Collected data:
----------
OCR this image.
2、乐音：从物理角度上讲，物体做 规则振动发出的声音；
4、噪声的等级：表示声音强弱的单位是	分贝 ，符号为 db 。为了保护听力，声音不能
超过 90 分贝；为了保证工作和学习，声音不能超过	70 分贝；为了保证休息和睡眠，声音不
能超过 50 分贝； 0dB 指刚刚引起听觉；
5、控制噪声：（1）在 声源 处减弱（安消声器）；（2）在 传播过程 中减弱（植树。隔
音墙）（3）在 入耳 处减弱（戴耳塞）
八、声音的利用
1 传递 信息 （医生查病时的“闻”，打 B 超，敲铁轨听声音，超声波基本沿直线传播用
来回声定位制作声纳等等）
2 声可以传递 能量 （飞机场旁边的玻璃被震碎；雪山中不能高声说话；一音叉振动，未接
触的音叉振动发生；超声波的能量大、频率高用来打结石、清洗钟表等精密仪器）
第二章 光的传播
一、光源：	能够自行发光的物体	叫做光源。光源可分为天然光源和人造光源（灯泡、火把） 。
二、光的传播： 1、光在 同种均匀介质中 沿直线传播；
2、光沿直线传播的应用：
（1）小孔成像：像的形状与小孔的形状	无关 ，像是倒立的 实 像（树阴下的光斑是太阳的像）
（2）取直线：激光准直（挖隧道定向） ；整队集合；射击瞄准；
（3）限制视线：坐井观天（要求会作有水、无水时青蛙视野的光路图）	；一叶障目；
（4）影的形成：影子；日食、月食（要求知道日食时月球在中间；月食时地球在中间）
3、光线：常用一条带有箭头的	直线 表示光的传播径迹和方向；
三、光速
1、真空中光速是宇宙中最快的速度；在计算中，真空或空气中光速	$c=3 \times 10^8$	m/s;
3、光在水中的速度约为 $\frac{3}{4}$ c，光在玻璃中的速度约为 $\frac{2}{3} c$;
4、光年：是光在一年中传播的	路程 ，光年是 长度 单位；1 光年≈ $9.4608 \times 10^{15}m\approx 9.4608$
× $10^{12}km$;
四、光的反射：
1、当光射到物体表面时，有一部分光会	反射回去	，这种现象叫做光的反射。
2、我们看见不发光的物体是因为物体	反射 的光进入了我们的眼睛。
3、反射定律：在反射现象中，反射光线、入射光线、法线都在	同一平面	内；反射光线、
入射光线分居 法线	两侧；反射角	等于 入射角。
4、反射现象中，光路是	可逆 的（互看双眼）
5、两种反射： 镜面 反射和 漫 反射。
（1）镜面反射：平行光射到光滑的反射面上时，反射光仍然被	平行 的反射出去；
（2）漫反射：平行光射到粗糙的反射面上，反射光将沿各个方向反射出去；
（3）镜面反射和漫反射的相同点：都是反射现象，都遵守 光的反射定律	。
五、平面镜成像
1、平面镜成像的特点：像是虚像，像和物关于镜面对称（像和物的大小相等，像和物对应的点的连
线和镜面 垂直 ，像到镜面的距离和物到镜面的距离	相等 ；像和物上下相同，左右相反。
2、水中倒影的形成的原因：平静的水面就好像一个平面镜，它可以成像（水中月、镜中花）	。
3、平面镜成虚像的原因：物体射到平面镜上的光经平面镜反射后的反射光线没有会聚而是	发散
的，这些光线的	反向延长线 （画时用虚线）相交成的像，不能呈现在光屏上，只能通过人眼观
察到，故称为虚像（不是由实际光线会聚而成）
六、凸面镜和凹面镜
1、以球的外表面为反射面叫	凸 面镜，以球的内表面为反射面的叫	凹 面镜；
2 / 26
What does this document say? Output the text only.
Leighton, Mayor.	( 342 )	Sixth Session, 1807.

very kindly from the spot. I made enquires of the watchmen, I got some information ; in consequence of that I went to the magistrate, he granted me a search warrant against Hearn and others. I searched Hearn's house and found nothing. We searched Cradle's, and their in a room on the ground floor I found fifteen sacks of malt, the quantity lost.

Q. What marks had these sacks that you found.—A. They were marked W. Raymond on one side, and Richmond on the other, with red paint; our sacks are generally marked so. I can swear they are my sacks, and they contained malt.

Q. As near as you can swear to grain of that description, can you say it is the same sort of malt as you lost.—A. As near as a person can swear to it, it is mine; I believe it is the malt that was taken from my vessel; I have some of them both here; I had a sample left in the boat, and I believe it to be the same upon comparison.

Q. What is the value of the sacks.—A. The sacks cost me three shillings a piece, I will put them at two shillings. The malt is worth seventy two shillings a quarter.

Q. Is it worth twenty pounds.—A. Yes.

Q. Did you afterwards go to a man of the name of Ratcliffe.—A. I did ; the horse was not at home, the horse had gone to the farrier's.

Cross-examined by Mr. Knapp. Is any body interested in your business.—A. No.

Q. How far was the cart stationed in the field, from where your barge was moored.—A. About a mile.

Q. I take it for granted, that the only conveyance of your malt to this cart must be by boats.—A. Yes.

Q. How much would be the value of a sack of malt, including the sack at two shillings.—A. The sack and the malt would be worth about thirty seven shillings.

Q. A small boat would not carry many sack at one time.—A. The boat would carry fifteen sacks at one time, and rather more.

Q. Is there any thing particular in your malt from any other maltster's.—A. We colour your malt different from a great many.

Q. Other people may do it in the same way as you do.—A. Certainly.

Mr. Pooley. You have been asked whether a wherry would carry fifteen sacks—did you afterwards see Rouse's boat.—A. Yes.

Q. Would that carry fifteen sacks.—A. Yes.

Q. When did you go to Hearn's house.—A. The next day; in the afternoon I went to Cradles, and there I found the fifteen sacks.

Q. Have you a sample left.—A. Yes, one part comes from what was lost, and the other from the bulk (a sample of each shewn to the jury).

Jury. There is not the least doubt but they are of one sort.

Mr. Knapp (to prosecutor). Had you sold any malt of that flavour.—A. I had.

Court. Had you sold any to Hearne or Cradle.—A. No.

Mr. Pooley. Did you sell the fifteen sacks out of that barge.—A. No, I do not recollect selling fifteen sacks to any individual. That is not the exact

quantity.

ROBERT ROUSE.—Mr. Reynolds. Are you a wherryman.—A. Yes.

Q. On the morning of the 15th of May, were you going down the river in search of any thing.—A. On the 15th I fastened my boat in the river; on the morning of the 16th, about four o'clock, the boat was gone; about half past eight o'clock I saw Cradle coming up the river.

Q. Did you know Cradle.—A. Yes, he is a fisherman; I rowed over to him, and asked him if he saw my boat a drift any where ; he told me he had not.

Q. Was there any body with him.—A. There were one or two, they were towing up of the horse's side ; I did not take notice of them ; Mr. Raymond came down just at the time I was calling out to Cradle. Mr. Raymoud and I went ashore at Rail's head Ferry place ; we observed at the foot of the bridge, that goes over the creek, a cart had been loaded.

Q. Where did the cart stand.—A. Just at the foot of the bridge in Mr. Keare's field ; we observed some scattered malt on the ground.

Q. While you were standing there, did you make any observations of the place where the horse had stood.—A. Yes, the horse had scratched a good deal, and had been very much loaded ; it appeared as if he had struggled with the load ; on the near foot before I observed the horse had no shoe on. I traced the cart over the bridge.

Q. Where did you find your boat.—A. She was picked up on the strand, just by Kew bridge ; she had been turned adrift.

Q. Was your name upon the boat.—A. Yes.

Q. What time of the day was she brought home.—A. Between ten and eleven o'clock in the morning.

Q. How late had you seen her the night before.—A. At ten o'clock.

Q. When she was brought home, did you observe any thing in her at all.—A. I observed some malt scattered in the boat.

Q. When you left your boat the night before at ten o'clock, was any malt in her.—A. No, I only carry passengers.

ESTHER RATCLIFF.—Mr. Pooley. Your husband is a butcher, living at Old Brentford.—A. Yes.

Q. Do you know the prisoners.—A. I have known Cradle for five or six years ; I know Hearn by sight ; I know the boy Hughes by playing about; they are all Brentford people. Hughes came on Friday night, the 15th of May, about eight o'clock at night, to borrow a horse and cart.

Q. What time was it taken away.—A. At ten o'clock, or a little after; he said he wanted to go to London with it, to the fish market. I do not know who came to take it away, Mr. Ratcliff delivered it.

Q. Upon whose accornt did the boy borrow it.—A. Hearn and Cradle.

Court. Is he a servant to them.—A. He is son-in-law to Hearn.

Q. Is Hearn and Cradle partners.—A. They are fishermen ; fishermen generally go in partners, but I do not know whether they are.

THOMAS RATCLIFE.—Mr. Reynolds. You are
----------
WORK TO BE COMPLETED —
Look for "they" and pull out every line that has it.

ANSWER —
Q. What marks had these sacks that you found.—A. They were marked W. Raymond on one side, and Richmond on the other, with red paint; our sacks are generally marked so. I can swear they are my sacks, and they contained malt.
Jury. There is not the least doubt but they are of one sort.
Q. Was there any body with him.—A. There were one or two, they were towing up of the horse's side ; I did not take notice of them ; Mr. Raymond came down just at the time I was calling out to Cradle. Mr. Raymoud and I went ashore at Rail's head Ferry place ; we observed at the foot of the bridge, that goes over the creek, a cart had been loaded.
Q. Do you know the prisoners.—A. I have known Cradle for five or six years ; I know Hearn by sight ; I know the boy Hughes by playing about; they are all Brentford people. Hughes came on Friday night, the 15th of May, about eight o'clock at night, to borrow a horse and cart.
Q. Is Hearn and Cradle partners.—A. They are fishermen ; fishermen generally go in partners, but I do not know whether they are.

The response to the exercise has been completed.